■ **Exercise requirements**:
Can you give all the records again without altering a single character?

■ **Data to process**:
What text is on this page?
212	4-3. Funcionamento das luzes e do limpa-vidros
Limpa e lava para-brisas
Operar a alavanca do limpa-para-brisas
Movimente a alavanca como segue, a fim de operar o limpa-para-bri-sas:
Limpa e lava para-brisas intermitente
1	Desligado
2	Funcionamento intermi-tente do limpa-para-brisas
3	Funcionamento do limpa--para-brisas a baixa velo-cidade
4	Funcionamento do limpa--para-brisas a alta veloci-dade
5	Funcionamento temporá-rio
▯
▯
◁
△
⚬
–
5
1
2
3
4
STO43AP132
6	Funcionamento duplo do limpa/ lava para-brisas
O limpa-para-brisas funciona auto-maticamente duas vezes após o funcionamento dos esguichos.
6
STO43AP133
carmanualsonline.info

■ **Full output**:
What text is on this page?
212	4-3. Funcionamento das luzes e do limpa-vidros
Limpa e lava para-brisas
Operar a alavanca do limpa-para-brisas
Movimente a alavanca como segue, a fim de operar o limpa-para-bri-sas:
Limpa e lava para-brisas intermitente
1	Desligado
2	Funcionamento intermi-tente do limpa-para-brisas
3	Funcionamento do limpa--para-brisas a baixa velo-cidade
4	Funcionamento do limpa--para-brisas a alta veloci-dade
5	Funcionamento temporá-rio
▯
▯
◁
△
⚬
–
5
1
2
3
4
STO43AP132
6	Funcionamento duplo do limpa/ lava para-brisas
O limpa-para-brisas funciona auto-maticamente duas vezes após o funcionamento dos esguichos.
6
STO43AP133
carmanualsonline.info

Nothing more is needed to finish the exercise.